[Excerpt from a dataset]

━━━━━━━━━━━━━━━━━━━━━━━━━━━━━━

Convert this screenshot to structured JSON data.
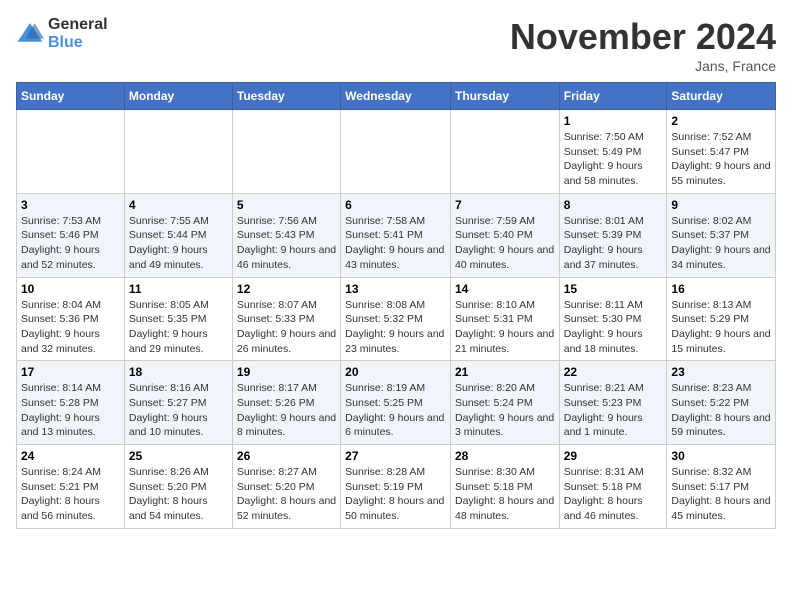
{
  "logo": {
    "line1": "General",
    "line2": "Blue"
  },
  "title": "November 2024",
  "location": "Jans, France",
  "days_of_week": [
    "Sunday",
    "Monday",
    "Tuesday",
    "Wednesday",
    "Thursday",
    "Friday",
    "Saturday"
  ],
  "weeks": [
    [
      {
        "day": "",
        "info": ""
      },
      {
        "day": "",
        "info": ""
      },
      {
        "day": "",
        "info": ""
      },
      {
        "day": "",
        "info": ""
      },
      {
        "day": "",
        "info": ""
      },
      {
        "day": "1",
        "info": "Sunrise: 7:50 AM\nSunset: 5:49 PM\nDaylight: 9 hours and 58 minutes."
      },
      {
        "day": "2",
        "info": "Sunrise: 7:52 AM\nSunset: 5:47 PM\nDaylight: 9 hours and 55 minutes."
      }
    ],
    [
      {
        "day": "3",
        "info": "Sunrise: 7:53 AM\nSunset: 5:46 PM\nDaylight: 9 hours and 52 minutes."
      },
      {
        "day": "4",
        "info": "Sunrise: 7:55 AM\nSunset: 5:44 PM\nDaylight: 9 hours and 49 minutes."
      },
      {
        "day": "5",
        "info": "Sunrise: 7:56 AM\nSunset: 5:43 PM\nDaylight: 9 hours and 46 minutes."
      },
      {
        "day": "6",
        "info": "Sunrise: 7:58 AM\nSunset: 5:41 PM\nDaylight: 9 hours and 43 minutes."
      },
      {
        "day": "7",
        "info": "Sunrise: 7:59 AM\nSunset: 5:40 PM\nDaylight: 9 hours and 40 minutes."
      },
      {
        "day": "8",
        "info": "Sunrise: 8:01 AM\nSunset: 5:39 PM\nDaylight: 9 hours and 37 minutes."
      },
      {
        "day": "9",
        "info": "Sunrise: 8:02 AM\nSunset: 5:37 PM\nDaylight: 9 hours and 34 minutes."
      }
    ],
    [
      {
        "day": "10",
        "info": "Sunrise: 8:04 AM\nSunset: 5:36 PM\nDaylight: 9 hours and 32 minutes."
      },
      {
        "day": "11",
        "info": "Sunrise: 8:05 AM\nSunset: 5:35 PM\nDaylight: 9 hours and 29 minutes."
      },
      {
        "day": "12",
        "info": "Sunrise: 8:07 AM\nSunset: 5:33 PM\nDaylight: 9 hours and 26 minutes."
      },
      {
        "day": "13",
        "info": "Sunrise: 8:08 AM\nSunset: 5:32 PM\nDaylight: 9 hours and 23 minutes."
      },
      {
        "day": "14",
        "info": "Sunrise: 8:10 AM\nSunset: 5:31 PM\nDaylight: 9 hours and 21 minutes."
      },
      {
        "day": "15",
        "info": "Sunrise: 8:11 AM\nSunset: 5:30 PM\nDaylight: 9 hours and 18 minutes."
      },
      {
        "day": "16",
        "info": "Sunrise: 8:13 AM\nSunset: 5:29 PM\nDaylight: 9 hours and 15 minutes."
      }
    ],
    [
      {
        "day": "17",
        "info": "Sunrise: 8:14 AM\nSunset: 5:28 PM\nDaylight: 9 hours and 13 minutes."
      },
      {
        "day": "18",
        "info": "Sunrise: 8:16 AM\nSunset: 5:27 PM\nDaylight: 9 hours and 10 minutes."
      },
      {
        "day": "19",
        "info": "Sunrise: 8:17 AM\nSunset: 5:26 PM\nDaylight: 9 hours and 8 minutes."
      },
      {
        "day": "20",
        "info": "Sunrise: 8:19 AM\nSunset: 5:25 PM\nDaylight: 9 hours and 6 minutes."
      },
      {
        "day": "21",
        "info": "Sunrise: 8:20 AM\nSunset: 5:24 PM\nDaylight: 9 hours and 3 minutes."
      },
      {
        "day": "22",
        "info": "Sunrise: 8:21 AM\nSunset: 5:23 PM\nDaylight: 9 hours and 1 minute."
      },
      {
        "day": "23",
        "info": "Sunrise: 8:23 AM\nSunset: 5:22 PM\nDaylight: 8 hours and 59 minutes."
      }
    ],
    [
      {
        "day": "24",
        "info": "Sunrise: 8:24 AM\nSunset: 5:21 PM\nDaylight: 8 hours and 56 minutes."
      },
      {
        "day": "25",
        "info": "Sunrise: 8:26 AM\nSunset: 5:20 PM\nDaylight: 8 hours and 54 minutes."
      },
      {
        "day": "26",
        "info": "Sunrise: 8:27 AM\nSunset: 5:20 PM\nDaylight: 8 hours and 52 minutes."
      },
      {
        "day": "27",
        "info": "Sunrise: 8:28 AM\nSunset: 5:19 PM\nDaylight: 8 hours and 50 minutes."
      },
      {
        "day": "28",
        "info": "Sunrise: 8:30 AM\nSunset: 5:18 PM\nDaylight: 8 hours and 48 minutes."
      },
      {
        "day": "29",
        "info": "Sunrise: 8:31 AM\nSunset: 5:18 PM\nDaylight: 8 hours and 46 minutes."
      },
      {
        "day": "30",
        "info": "Sunrise: 8:32 AM\nSunset: 5:17 PM\nDaylight: 8 hours and 45 minutes."
      }
    ]
  ]
}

━━━━━━━━━━━━━━━━━━━━━━━━━━━━━━

* What is required: Quote the material in full and exactly; do not carry over its pictures.

* Complete answer:
Convert this screenshot to structured JSON data.
{
  "logo": {
    "line1": "General",
    "line2": "Blue"
  },
  "title": "November 2024",
  "location": "Jans, France",
  "days_of_week": [
    "Sunday",
    "Monday",
    "Tuesday",
    "Wednesday",
    "Thursday",
    "Friday",
    "Saturday"
  ],
  "weeks": [
    [
      {
        "day": "",
        "info": ""
      },
      {
        "day": "",
        "info": ""
      },
      {
        "day": "",
        "info": ""
      },
      {
        "day": "",
        "info": ""
      },
      {
        "day": "",
        "info": ""
      },
      {
        "day": "1",
        "info": "Sunrise: 7:50 AM\nSunset: 5:49 PM\nDaylight: 9 hours and 58 minutes."
      },
      {
        "day": "2",
        "info": "Sunrise: 7:52 AM\nSunset: 5:47 PM\nDaylight: 9 hours and 55 minutes."
      }
    ],
    [
      {
        "day": "3",
        "info": "Sunrise: 7:53 AM\nSunset: 5:46 PM\nDaylight: 9 hours and 52 minutes."
      },
      {
        "day": "4",
        "info": "Sunrise: 7:55 AM\nSunset: 5:44 PM\nDaylight: 9 hours and 49 minutes."
      },
      {
        "day": "5",
        "info": "Sunrise: 7:56 AM\nSunset: 5:43 PM\nDaylight: 9 hours and 46 minutes."
      },
      {
        "day": "6",
        "info": "Sunrise: 7:58 AM\nSunset: 5:41 PM\nDaylight: 9 hours and 43 minutes."
      },
      {
        "day": "7",
        "info": "Sunrise: 7:59 AM\nSunset: 5:40 PM\nDaylight: 9 hours and 40 minutes."
      },
      {
        "day": "8",
        "info": "Sunrise: 8:01 AM\nSunset: 5:39 PM\nDaylight: 9 hours and 37 minutes."
      },
      {
        "day": "9",
        "info": "Sunrise: 8:02 AM\nSunset: 5:37 PM\nDaylight: 9 hours and 34 minutes."
      }
    ],
    [
      {
        "day": "10",
        "info": "Sunrise: 8:04 AM\nSunset: 5:36 PM\nDaylight: 9 hours and 32 minutes."
      },
      {
        "day": "11",
        "info": "Sunrise: 8:05 AM\nSunset: 5:35 PM\nDaylight: 9 hours and 29 minutes."
      },
      {
        "day": "12",
        "info": "Sunrise: 8:07 AM\nSunset: 5:33 PM\nDaylight: 9 hours and 26 minutes."
      },
      {
        "day": "13",
        "info": "Sunrise: 8:08 AM\nSunset: 5:32 PM\nDaylight: 9 hours and 23 minutes."
      },
      {
        "day": "14",
        "info": "Sunrise: 8:10 AM\nSunset: 5:31 PM\nDaylight: 9 hours and 21 minutes."
      },
      {
        "day": "15",
        "info": "Sunrise: 8:11 AM\nSunset: 5:30 PM\nDaylight: 9 hours and 18 minutes."
      },
      {
        "day": "16",
        "info": "Sunrise: 8:13 AM\nSunset: 5:29 PM\nDaylight: 9 hours and 15 minutes."
      }
    ],
    [
      {
        "day": "17",
        "info": "Sunrise: 8:14 AM\nSunset: 5:28 PM\nDaylight: 9 hours and 13 minutes."
      },
      {
        "day": "18",
        "info": "Sunrise: 8:16 AM\nSunset: 5:27 PM\nDaylight: 9 hours and 10 minutes."
      },
      {
        "day": "19",
        "info": "Sunrise: 8:17 AM\nSunset: 5:26 PM\nDaylight: 9 hours and 8 minutes."
      },
      {
        "day": "20",
        "info": "Sunrise: 8:19 AM\nSunset: 5:25 PM\nDaylight: 9 hours and 6 minutes."
      },
      {
        "day": "21",
        "info": "Sunrise: 8:20 AM\nSunset: 5:24 PM\nDaylight: 9 hours and 3 minutes."
      },
      {
        "day": "22",
        "info": "Sunrise: 8:21 AM\nSunset: 5:23 PM\nDaylight: 9 hours and 1 minute."
      },
      {
        "day": "23",
        "info": "Sunrise: 8:23 AM\nSunset: 5:22 PM\nDaylight: 8 hours and 59 minutes."
      }
    ],
    [
      {
        "day": "24",
        "info": "Sunrise: 8:24 AM\nSunset: 5:21 PM\nDaylight: 8 hours and 56 minutes."
      },
      {
        "day": "25",
        "info": "Sunrise: 8:26 AM\nSunset: 5:20 PM\nDaylight: 8 hours and 54 minutes."
      },
      {
        "day": "26",
        "info": "Sunrise: 8:27 AM\nSunset: 5:20 PM\nDaylight: 8 hours and 52 minutes."
      },
      {
        "day": "27",
        "info": "Sunrise: 8:28 AM\nSunset: 5:19 PM\nDaylight: 8 hours and 50 minutes."
      },
      {
        "day": "28",
        "info": "Sunrise: 8:30 AM\nSunset: 5:18 PM\nDaylight: 8 hours and 48 minutes."
      },
      {
        "day": "29",
        "info": "Sunrise: 8:31 AM\nSunset: 5:18 PM\nDaylight: 8 hours and 46 minutes."
      },
      {
        "day": "30",
        "info": "Sunrise: 8:32 AM\nSunset: 5:17 PM\nDaylight: 8 hours and 45 minutes."
      }
    ]
  ]
}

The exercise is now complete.